> [Goal of the exercise]: Report how many lines of the records below include the word "this". Give nothing but the number.

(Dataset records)

[start]

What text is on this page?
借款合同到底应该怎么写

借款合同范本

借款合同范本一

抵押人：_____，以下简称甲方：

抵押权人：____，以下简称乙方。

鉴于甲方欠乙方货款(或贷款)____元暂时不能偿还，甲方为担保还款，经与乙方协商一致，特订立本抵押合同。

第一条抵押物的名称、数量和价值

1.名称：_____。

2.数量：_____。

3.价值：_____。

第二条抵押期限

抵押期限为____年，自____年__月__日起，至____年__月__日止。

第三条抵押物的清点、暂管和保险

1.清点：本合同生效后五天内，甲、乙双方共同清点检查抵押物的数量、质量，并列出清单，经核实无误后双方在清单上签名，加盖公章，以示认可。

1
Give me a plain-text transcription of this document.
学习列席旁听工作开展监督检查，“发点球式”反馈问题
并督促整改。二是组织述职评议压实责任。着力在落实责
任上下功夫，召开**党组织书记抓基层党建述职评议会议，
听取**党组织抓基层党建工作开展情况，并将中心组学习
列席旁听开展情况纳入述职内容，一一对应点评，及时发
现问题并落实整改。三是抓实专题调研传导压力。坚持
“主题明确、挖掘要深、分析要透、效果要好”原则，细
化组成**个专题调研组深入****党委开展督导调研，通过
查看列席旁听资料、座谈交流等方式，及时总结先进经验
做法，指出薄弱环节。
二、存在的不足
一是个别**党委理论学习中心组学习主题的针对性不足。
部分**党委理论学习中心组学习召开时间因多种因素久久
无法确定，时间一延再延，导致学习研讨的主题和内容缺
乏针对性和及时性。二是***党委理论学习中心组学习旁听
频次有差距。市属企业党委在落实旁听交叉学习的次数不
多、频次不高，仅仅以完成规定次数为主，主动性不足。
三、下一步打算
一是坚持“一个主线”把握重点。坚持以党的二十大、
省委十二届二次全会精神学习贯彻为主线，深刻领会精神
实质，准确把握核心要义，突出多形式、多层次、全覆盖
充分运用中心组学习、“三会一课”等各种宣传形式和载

[end]
[start]

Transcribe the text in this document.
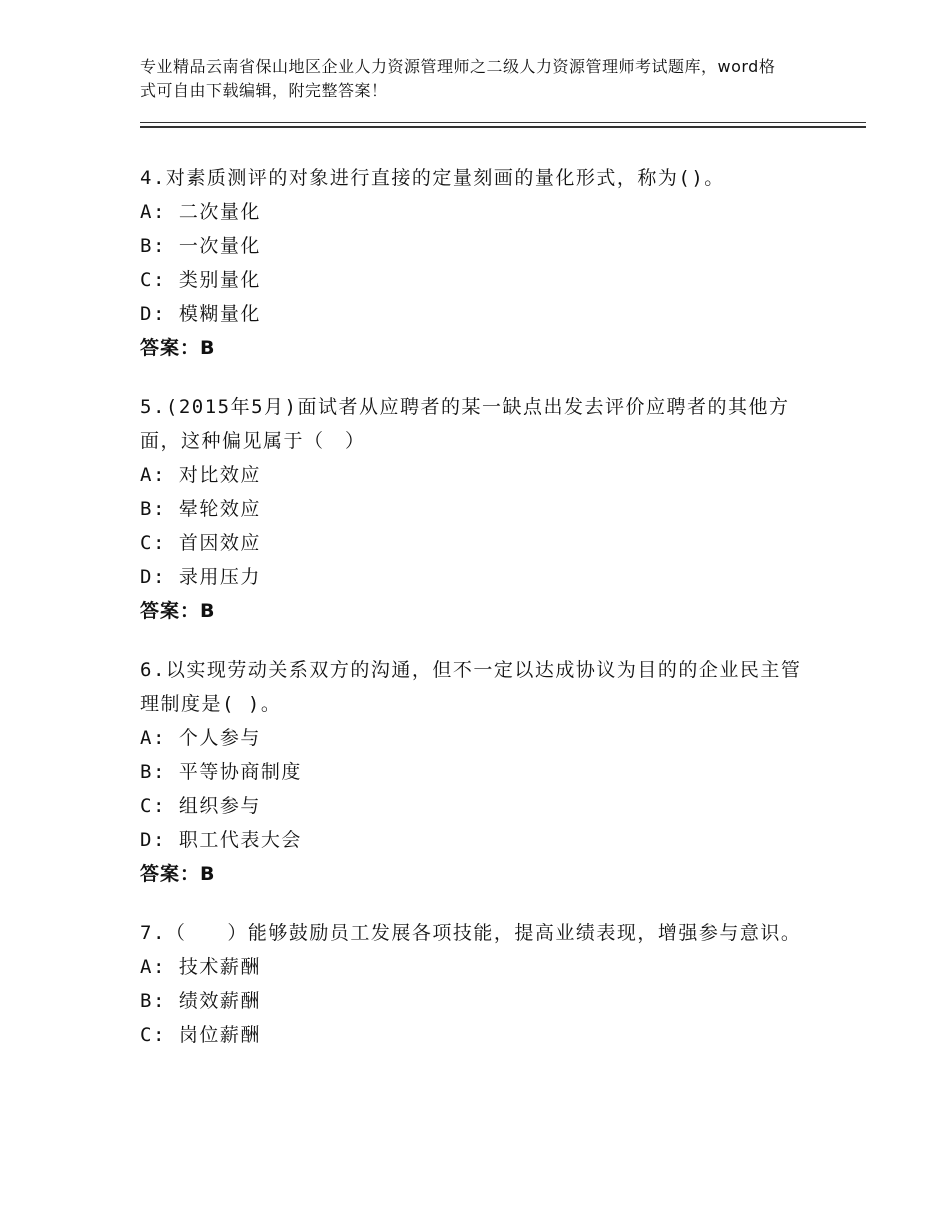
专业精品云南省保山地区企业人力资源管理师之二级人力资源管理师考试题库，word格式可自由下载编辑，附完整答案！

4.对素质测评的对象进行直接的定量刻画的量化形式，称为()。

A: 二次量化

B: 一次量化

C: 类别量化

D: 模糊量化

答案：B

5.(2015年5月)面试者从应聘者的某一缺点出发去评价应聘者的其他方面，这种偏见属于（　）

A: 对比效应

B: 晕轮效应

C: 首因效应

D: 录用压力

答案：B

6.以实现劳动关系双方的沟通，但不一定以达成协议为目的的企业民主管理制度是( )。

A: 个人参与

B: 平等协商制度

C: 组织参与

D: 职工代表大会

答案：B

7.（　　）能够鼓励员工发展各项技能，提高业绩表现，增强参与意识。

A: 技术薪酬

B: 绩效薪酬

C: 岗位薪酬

[end]

> [Full answer]: 3